Stated exercise: Using the data below, copy each line that includes the word "épreuves".

[Data entries]
>> start
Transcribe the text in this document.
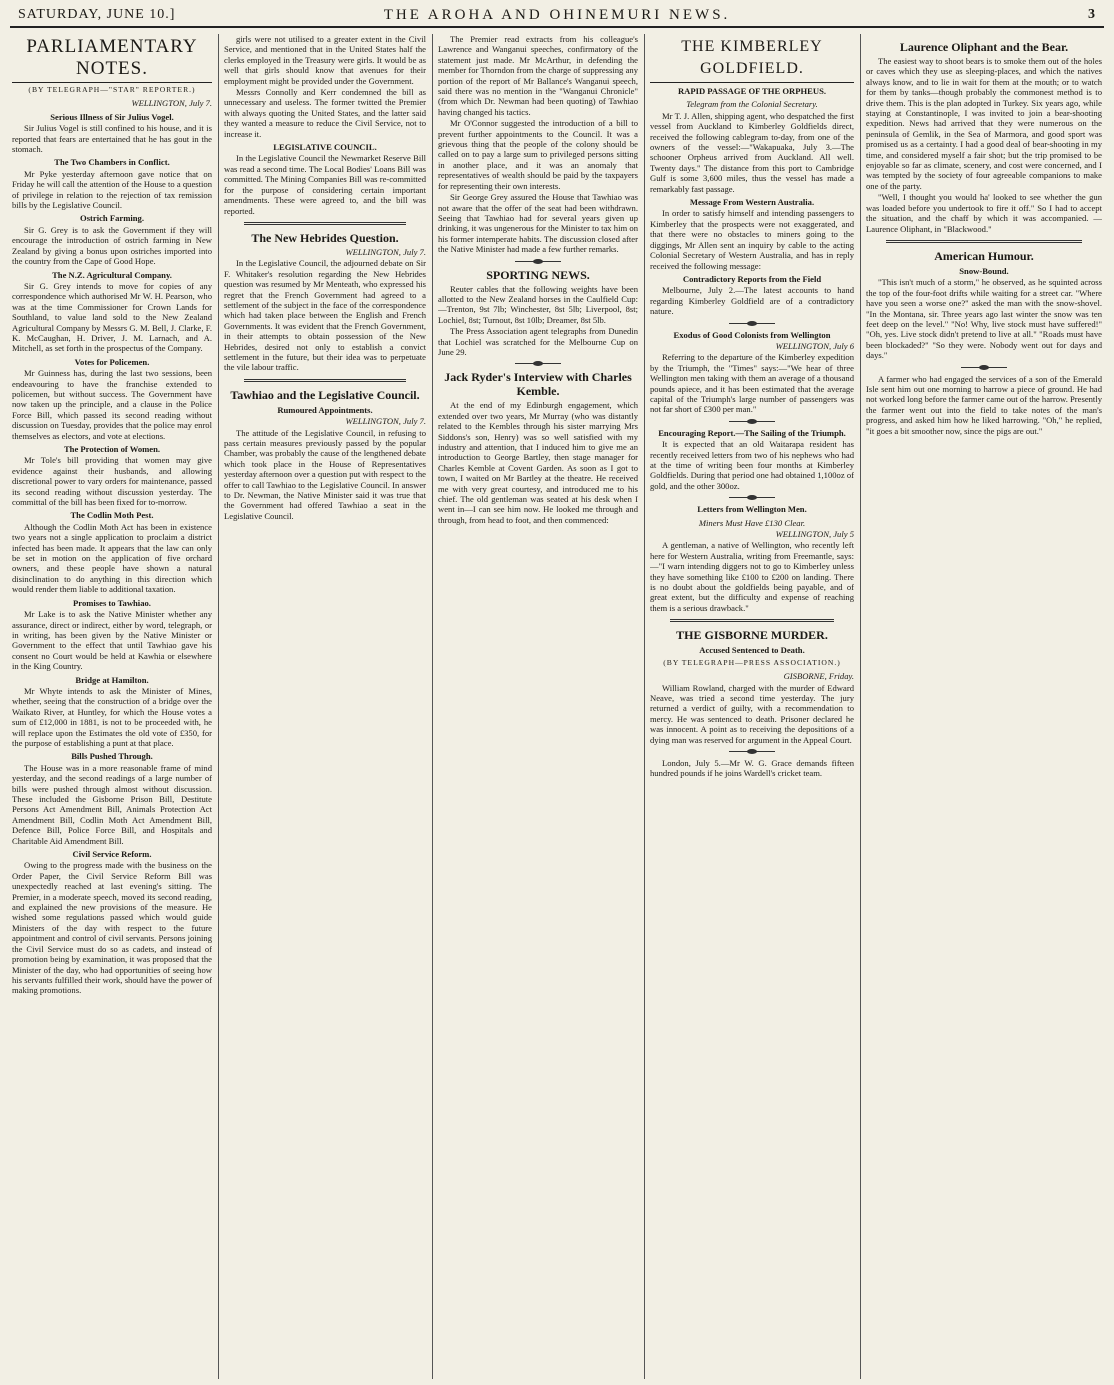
SATURDAY, JUNE 10.]	THE AROHA AND OHINEMURI NEWS.	3
PARLIAMENTARY NOTES.
(BY TELEGRAPH—"STAR" REPORTER.)
WELLINGTON, July 7.
Serious Illness of Sir Julius Vogel.

Sir Julius Vogel is still confined to his house, and it is reported that fears are entertained that he has gout in the stomach.

The Two Chambers in Conflict.

Mr Pyke yesterday afternoon gave notice that on Friday he will call the attention of the House to a question of privilege in relation to the rejection of tax remission bills by the Legislative Council.

Ostrich Farming.

Sir G. Grey is to ask the Government if they will encourage the introduction of ostrich farming in New Zealand by giving a bonus upon ostriches imported into the country from the Cape of Good Hope.

The N.Z. Agricultural Company.

Sir G. Grey intends to move for copies of any correspondence which authorised Mr W. H. Pearson, who was at the time Commissioner for Crown Lands for Southland, to value land sold to the New Zealand Agricultural Company by Messrs G. M. Bell, J. Clarke, F. K. McCaughan, H. Driver, J. M. Larnach, and A. Mitchell, as set forth in the prospectus of the Company.

Votes for Policemen.

Mr Guinness has, during the last two sessions, been endeavouring to have the franchise extended to policemen, but without success. The Government have now taken up the principle, and a clause in the Police Force Bill, which passed its second reading without discussion on Tuesday, provides that the police may enrol themselves as electors, and vote at elections.

The Protection of Women.

Mr Tole's bill providing that women may give evidence against their husbands, and allowing discretional power to vary orders for maintenance, passed its second reading without discussion yesterday. The committal of the bill has been fixed for to-morrow.

The Codlin Moth Pest.

Although the Codlin Moth Act has been in existence two years not a single application to proclaim a district infected has been made. It appears that the law can only be set in motion on the application of five orchard owners, and these people have shown a natural disinclination to do anything in this direction which would render them liable to additional taxation.

Promises to Tawhiao.

Mr Lake is to ask the Native Minister whether any assurance, direct or indirect, either by word, telegraph, or in writing, has been given by the Native Minister or Government to the effect that until Tawhiao gave his consent no Court would be held at Kawhia or elsewhere in the King Country.

Bridge at Hamilton.

Mr Whyte intends to ask the Minister of Mines, whether, seeing that the construction of a bridge over the Waikato River, at Huntley, for which the House votes a sum of £12,000 in 1881, is not to be proceeded with, he will replace upon the Estimates the old vote of £350, for the purpose of establishing a punt at that place.

Bills Pushed Through.

The House was in a more reasonable frame of mind yesterday, and the second readings of a large number of bills were pushed through almost without discussion. These included the Gisborne Prison Bill, Destitute Persons Act Amendment Bill, Animals Protection Act Amendment Bill, Codlin Moth Act Amendment Bill, Defence Bill, Police Force Bill, and Hospitals and Charitable Aid Amendment Bill.

Civil Service Reform.

Owing to the progress made with the business on the Order Paper, the Civil Service Reform Bill was unexpectedly reached at last evening's sitting. The Premier, in a moderate speech, moved its second reading, and explained the new provisions of the measure. He wished some regulations passed which would guide Ministers of the day with respect to the future appointment and control of civil servants. Persons joining the Civil Service must do so as cadets, and instead of promotion being by examination, it was proposed that the Minister of the day, who had opportunities of seeing how his servants fulfilled their work, should have the power of making promotions.

girls were not utilised to a greater extent in the Civil Service, and mentioned that in the United States half the clerks employed in the Treasury were girls. It would be as well that girls should know that avenues for their employment might be provided under the Government.

Messrs Connolly and Kerr condemned the bill as unnecessary and useless. The former twitted the Premier with always quoting the United States, and the latter said they wanted a measure to reduce the Civil Service, not to increase it.

LEGISLATIVE COUNCIL.

In the Legislative Council the Newmarket Reserve Bill was read a second time. The Local Bodies' Loans Bill was committed. The Mining Companies Bill was re-committed for the purpose of considering certain important amendments. These were agreed to, and the bill was reported.

The New Hebrides Question.
WELLINGTON, July 7.

In the Legislative Council, the adjourned debate on Sir F. Whitaker's resolution regarding the New Hebrides question was resumed by Mr Menteath, who expressed his regret that the French Government had agreed to a settlement of the subject in the face of the correspondence which had taken place between the English and French Governments. It was evident that the French Government, in their attempts to obtain possession of the New Hebrides, desired not only to establish a convict settlement in the future, but their idea was to perpetuate the vile labour traffic.

Tawhiao and the Legislative Council.
Rumoured Appointments.
WELLINGTON, July 7.

The attitude of the Legislative Council, in refusing to pass certain measures previously passed by the popular Chamber, was probably the cause of the lengthened debate which took place in the House of Representatives yesterday afternoon over a question put with respect to the offer to call Tawhiao to the Legislative Council. In answer to Dr. Newman, the Native Minister said it was true that the Government had offered Tawhiao a seat in the Legislative Council.

The Premier read extracts from his colleague's Lawrence and Wanganui speeches, confirmatory of the statement just made. Mr McArthur, in defending the member for Thorndon from the charge of suppressing any portion of the report of Mr Ballance's Wanganui speech, said there was no mention in the "Wanganui Chronicle" (from which Dr. Newman had been quoting) of Tawhiao having changed his tactics.

Mr O'Connor suggested the introduction of a bill to prevent further appointments to the Council. It was a grievous thing that the people of the colony should be called on to pay a large sum to privileged persons sitting in another place, and it was an anomaly that representatives of wealth should be paid by the taxpayers for representing their own interests.

Sir George Grey assured the House that Tawhiao was not aware that the offer of the seat had been withdrawn. Seeing that Tawhiao had for several years given up drinking, it was ungenerous for the Minister to tax him on his former intemperate habits. The discussion closed after the Native Minister had made a few further remarks.

SPORTING NEWS.

Reuter cables that the following weights have been allotted to the New Zealand horses in the Caulfield Cup:—Trenton, 9st 7lb; Winchester, 8st 5lb; Liverpool, 8st; Lochiel, 8st; Turnout, 8st 10lb; Dreamer, 8st 5lb.

The Press Association agent telegraphs from Dunedin that Lochiel was scratched for the Melbourne Cup on June 29.

Jack Ryder's Interview with Charles Kemble.

At the end of my Edinburgh engagement, which extended over two years, Mr Murray (who was distantly related to the Kembles through his sister marrying Mrs Siddons's son, Henry) was so well satisfied with my industry and attention, that I induced him to give me an introduction to George Bartley, then stage manager for Charles Kemble at Covent Garden. As soon as I got to town, I waited on Mr Bartley at the theatre. He received me with very great courtesy, and introduced me to his chief. The old gentleman was seated at his desk when I went in—I can see him now. He looked me through and through, from head to foot, and then commenced:

THE KIMBERLEY GOLDFIELD.
RAPID PASSAGE OF THE ORPHEUS.
Telegram from the Colonial Secretary.

Mr T. J. Allen, shipping agent, who despatched the first vessel from Auckland to Kimberley Goldfields direct, received the following cablegram to-day, from one of the owners of the vessel:—"Wakapuaka, July 3.—The schooner Orpheus arrived from Auckland. All well. Twenty days." The distance from this port to Cambridge Gulf is some 3,600 miles, thus the vessel has made a remarkably fast passage.

Message From Western Australia.

In order to satisfy himself and intending passengers to Kimberley that the prospects were not exaggerated, and that there were no obstacles to miners going to the diggings, Mr Allen sent an inquiry by cable to the acting Colonial Secretary of Western Australia, and has in reply received the following message:

Contradictory Reports from the Field

Melbourne, July 2.—The latest accounts to hand regarding Kimberley Goldfield are of a contradictory nature.

Exodus of Good Colonists from Wellington
WELLINGTON, July 6

Referring to the departure of the Kimberley expedition by the Triumph, the "Times" says:—"We hear of three Wellington men taking with them an average of a thousand pounds apiece, and it has been estimated that the average capital of the Triumph's large number of passengers was not far short of £300 per man."

Encouraging Report.—The Sailing of the Triumph.

It is expected that an old Waitarapa resident has recently received letters from two of his nephews who had at the time of writing been four months at Kimberley Goldfields. During that period one had obtained 1,100oz of gold, and the other 300oz.

Letters from Wellington Men.
Miners Must Have £130 Clear.
WELLINGTON, July 5

A gentleman, a native of Wellington, who recently left here for Western Australia, writing from Freemantle, says:—"I warn intending diggers not to go to Kimberley unless they have something like £100 to £200 on landing. There is no doubt about the goldfields being payable, and of great extent, but the difficulty and expense of reaching them is a serious drawback."

THE GISBORNE MURDER.
Accused Sentenced to Death.
(BY TELEGRAPH—PRESS ASSOCIATION.)
GISBORNE, Friday.

William Rowland, charged with the murder of Edward Neave, was tried a second time yesterday. The jury returned a verdict of guilty, with a recommendation to mercy. He was sentenced to death. Prisoner declared he was innocent. A point as to receiving the depositions of a dying man was reserved for argument in the Appeal Court.

London, July 5.—Mr W. G. Grace demands fifteen hundred pounds if he joins Wardell's cricket team.

Laurence Oliphant and the Bear.

The easiest way to shoot bears is to smoke them out of the holes or caves which they use as sleeping-places, and which the natives always know, and to lie in wait for them at the mouth; or to watch for them by tanks—though probably the commonest method is to drive them. This is the plan adopted in Turkey. Six years ago, while staying at Constantinople, I was invited to join a bear-shooting expedition. News had arrived that they were numerous on the peninsula of Gemlik, in the Sea of Marmora, and good sport was promised us as a certainty. I had a good deal of bear-shooting in my time, and considered myself a fair shot; but the trip promised to be enjoyable so far as climate, scenery, and cost were concerned, and I was tempted by the society of four agreeable companions to make one of the party.

"Well, I thought you would ha' looked to see whether the gun was loaded before you undertook to fire it off." So I had to accept the situation, and the chaff by which it was accompanied. — Laurence Oliphant, in "Blackwood."

American Humour.
Snow-Bound.

"This isn't much of a storm," he observed, as he squinted across the top of the four-foot drifts while waiting for a street car. "Where have you seen a worse one?" asked the man with the snow-shovel. "In the Montana, sir. Three years ago last winter the snow was ten feet deep on the level." "No! Why, live stock must have suffered!" "Oh, yes. Live stock didn't pretend to live at all." "Roads must have been blockaded?" "So they were. Nobody went out for days and days."

A farmer who had engaged the services of a son of the Emerald Isle sent him out one morning to harrow a piece of ground. He had not worked long before the farmer came out of the harrow. Presently the farmer went out into the field to take notes of the man's progress, and asked him how he liked harrowing. "Oh," he replied, "it goes a bit smoother now, since the pigs are out."
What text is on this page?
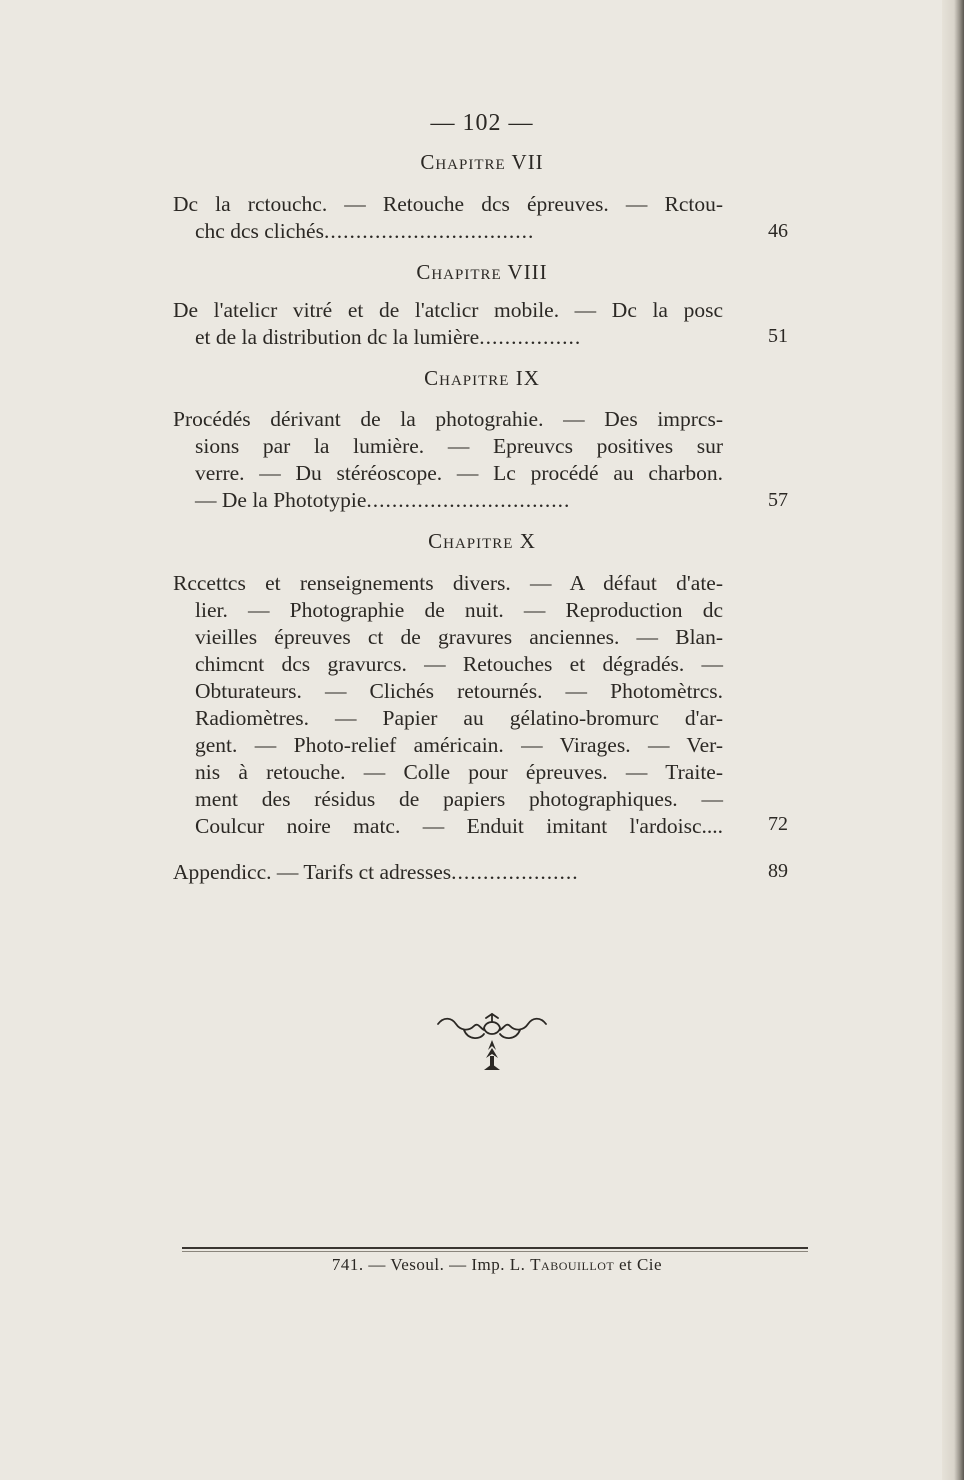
— 102 —
Chapitre VII
Dc la rctouchc. — Retouche dcs épreuves. — Rctou-
chc dcs clichés.................................	46
Chapitre VIII
De l'atelicr vitré et de l'atclicr mobile. — Dc la posc
et de la distribution dc la lumière................	51
Chapitre IX
Procédés dérivant de la photograhie. — Des imprcs-
sions par la lumière. — Epreuvcs positives sur
verre. — Du stéréoscope. — Lc procédé au charbon.
— De la Phototypie................................	57
Chapitre X
Rccettcs et renseignements divers. — A défaut d'ate-
lier. — Photographie de nuit. — Reproduction dc
vieilles épreuves ct de gravures anciennes. — Blan-
chimcnt dcs gravurcs. — Retouches et dégradés. —
Obturateurs. — Clichés retournés. — Photomètrcs.
Radiomètres. — Papier au gélatino-bromurc d'ar-
gent. — Photo-relief américain. — Virages. — Ver-
nis à retouche. — Colle pour épreuves. — Traite-
ment des résidus de papiers photographiques. —
Coulcur noire matc. — Enduit imitant l'ardoisc....	72
Appendicc. — Tarifs ct adresses....................	89
741. — Vesoul. — Imp. L. Tabouillot et Cie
>> end
Answer:
Dc la rctouchc. — Retouche dcs épreuves. — Rctou-
vieilles épreuves ct de gravures anciennes. — Blan-
nis à retouche. — Colle pour épreuves. — Traite-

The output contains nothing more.